%%

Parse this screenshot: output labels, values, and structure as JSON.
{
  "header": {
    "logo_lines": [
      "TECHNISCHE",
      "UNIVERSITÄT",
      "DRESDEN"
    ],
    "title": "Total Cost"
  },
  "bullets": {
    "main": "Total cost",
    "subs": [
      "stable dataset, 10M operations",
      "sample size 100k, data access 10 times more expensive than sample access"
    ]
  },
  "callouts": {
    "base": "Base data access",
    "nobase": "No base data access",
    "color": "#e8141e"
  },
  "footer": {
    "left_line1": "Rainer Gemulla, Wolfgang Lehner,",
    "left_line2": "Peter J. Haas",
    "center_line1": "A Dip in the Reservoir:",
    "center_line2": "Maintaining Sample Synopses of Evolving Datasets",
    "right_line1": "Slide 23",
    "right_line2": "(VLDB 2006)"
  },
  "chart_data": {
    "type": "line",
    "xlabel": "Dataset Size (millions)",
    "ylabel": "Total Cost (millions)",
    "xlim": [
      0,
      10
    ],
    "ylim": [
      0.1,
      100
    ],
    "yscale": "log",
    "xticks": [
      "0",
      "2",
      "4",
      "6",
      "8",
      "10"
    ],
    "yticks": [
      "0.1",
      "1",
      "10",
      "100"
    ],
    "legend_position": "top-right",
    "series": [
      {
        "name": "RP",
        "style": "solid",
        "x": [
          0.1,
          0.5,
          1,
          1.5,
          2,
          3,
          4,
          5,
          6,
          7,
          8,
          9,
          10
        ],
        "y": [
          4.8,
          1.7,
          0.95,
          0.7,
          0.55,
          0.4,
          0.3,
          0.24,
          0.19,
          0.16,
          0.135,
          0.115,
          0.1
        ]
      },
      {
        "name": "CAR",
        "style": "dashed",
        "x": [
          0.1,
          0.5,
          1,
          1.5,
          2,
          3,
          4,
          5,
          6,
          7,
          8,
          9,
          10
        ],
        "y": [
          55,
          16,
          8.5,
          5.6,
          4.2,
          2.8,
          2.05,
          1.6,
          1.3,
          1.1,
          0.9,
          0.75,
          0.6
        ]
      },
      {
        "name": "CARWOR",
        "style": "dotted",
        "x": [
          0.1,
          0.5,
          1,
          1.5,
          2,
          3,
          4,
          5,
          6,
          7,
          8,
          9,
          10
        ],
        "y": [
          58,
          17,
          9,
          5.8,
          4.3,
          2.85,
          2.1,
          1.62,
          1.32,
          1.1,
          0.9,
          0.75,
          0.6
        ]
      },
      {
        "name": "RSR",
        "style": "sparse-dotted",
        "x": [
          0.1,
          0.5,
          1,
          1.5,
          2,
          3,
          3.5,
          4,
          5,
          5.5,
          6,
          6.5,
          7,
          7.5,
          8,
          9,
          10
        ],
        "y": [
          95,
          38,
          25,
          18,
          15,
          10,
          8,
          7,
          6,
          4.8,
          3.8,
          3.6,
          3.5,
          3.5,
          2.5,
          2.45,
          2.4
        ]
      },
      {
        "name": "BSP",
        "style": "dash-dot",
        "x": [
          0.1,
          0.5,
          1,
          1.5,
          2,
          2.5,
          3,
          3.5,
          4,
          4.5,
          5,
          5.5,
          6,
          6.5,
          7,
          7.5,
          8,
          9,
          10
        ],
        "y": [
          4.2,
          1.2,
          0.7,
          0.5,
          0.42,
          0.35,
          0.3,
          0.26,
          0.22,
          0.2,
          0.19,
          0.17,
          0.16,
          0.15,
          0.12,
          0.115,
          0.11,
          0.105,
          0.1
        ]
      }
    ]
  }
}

%%

WRITTEN EXERCISE
Produce a verbatim transcription of the entries above.

REPLY TO THE TASK
Parse this screenshot: output labels, values, and structure as JSON.
{
  "header": {
    "logo_lines": [
      "TECHNISCHE",
      "UNIVERSITÄT",
      "DRESDEN"
    ],
    "title": "Total Cost"
  },
  "bullets": {
    "main": "Total cost",
    "subs": [
      "stable dataset, 10M operations",
      "sample size 100k, data access 10 times more expensive than sample access"
    ]
  },
  "callouts": {
    "base": "Base data access",
    "nobase": "No base data access",
    "color": "#e8141e"
  },
  "footer": {
    "left_line1": "Rainer Gemulla, Wolfgang Lehner,",
    "left_line2": "Peter J. Haas",
    "center_line1": "A Dip in the Reservoir:",
    "center_line2": "Maintaining Sample Synopses of Evolving Datasets",
    "right_line1": "Slide 23",
    "right_line2": "(VLDB 2006)"
  },
  "chart_data": {
    "type": "line",
    "xlabel": "Dataset Size (millions)",
    "ylabel": "Total Cost (millions)",
    "xlim": [
      0,
      10
    ],
    "ylim": [
      0.1,
      100
    ],
    "yscale": "log",
    "xticks": [
      "0",
      "2",
      "4",
      "6",
      "8",
      "10"
    ],
    "yticks": [
      "0.1",
      "1",
      "10",
      "100"
    ],
    "legend_position": "top-right",
    "series": [
      {
        "name": "RP",
        "style": "solid",
        "x": [
          0.1,
          0.5,
          1,
          1.5,
          2,
          3,
          4,
          5,
          6,
          7,
          8,
          9,
          10
        ],
        "y": [
          4.8,
          1.7,
          0.95,
          0.7,
          0.55,
          0.4,
          0.3,
          0.24,
          0.19,
          0.16,
          0.135,
          0.115,
          0.1
        ]
      },
      {
        "name": "CAR",
        "style": "dashed",
        "x": [
          0.1,
          0.5,
          1,
          1.5,
          2,
          3,
          4,
          5,
          6,
          7,
          8,
          9,
          10
        ],
        "y": [
          55,
          16,
          8.5,
          5.6,
          4.2,
          2.8,
          2.05,
          1.6,
          1.3,
          1.1,
          0.9,
          0.75,
          0.6
        ]
      },
      {
        "name": "CARWOR",
        "style": "dotted",
        "x": [
          0.1,
          0.5,
          1,
          1.5,
          2,
          3,
          4,
          5,
          6,
          7,
          8,
          9,
          10
        ],
        "y": [
          58,
          17,
          9,
          5.8,
          4.3,
          2.85,
          2.1,
          1.62,
          1.32,
          1.1,
          0.9,
          0.75,
          0.6
        ]
      },
      {
        "name": "RSR",
        "style": "sparse-dotted",
        "x": [
          0.1,
          0.5,
          1,
          1.5,
          2,
          3,
          3.5,
          4,
          5,
          5.5,
          6,
          6.5,
          7,
          7.5,
          8,
          9,
          10
        ],
        "y": [
          95,
          38,
          25,
          18,
          15,
          10,
          8,
          7,
          6,
          4.8,
          3.8,
          3.6,
          3.5,
          3.5,
          2.5,
          2.45,
          2.4
        ]
      },
      {
        "name": "BSP",
        "style": "dash-dot",
        "x": [
          0.1,
          0.5,
          1,
          1.5,
          2,
          2.5,
          3,
          3.5,
          4,
          4.5,
          5,
          5.5,
          6,
          6.5,
          7,
          7.5,
          8,
          9,
          10
        ],
        "y": [
          4.2,
          1.2,
          0.7,
          0.5,
          0.42,
          0.35,
          0.3,
          0.26,
          0.22,
          0.2,
          0.19,
          0.17,
          0.16,
          0.15,
          0.12,
          0.115,
          0.11,
          0.105,
          0.1
        ]
      }
    ]
  }
}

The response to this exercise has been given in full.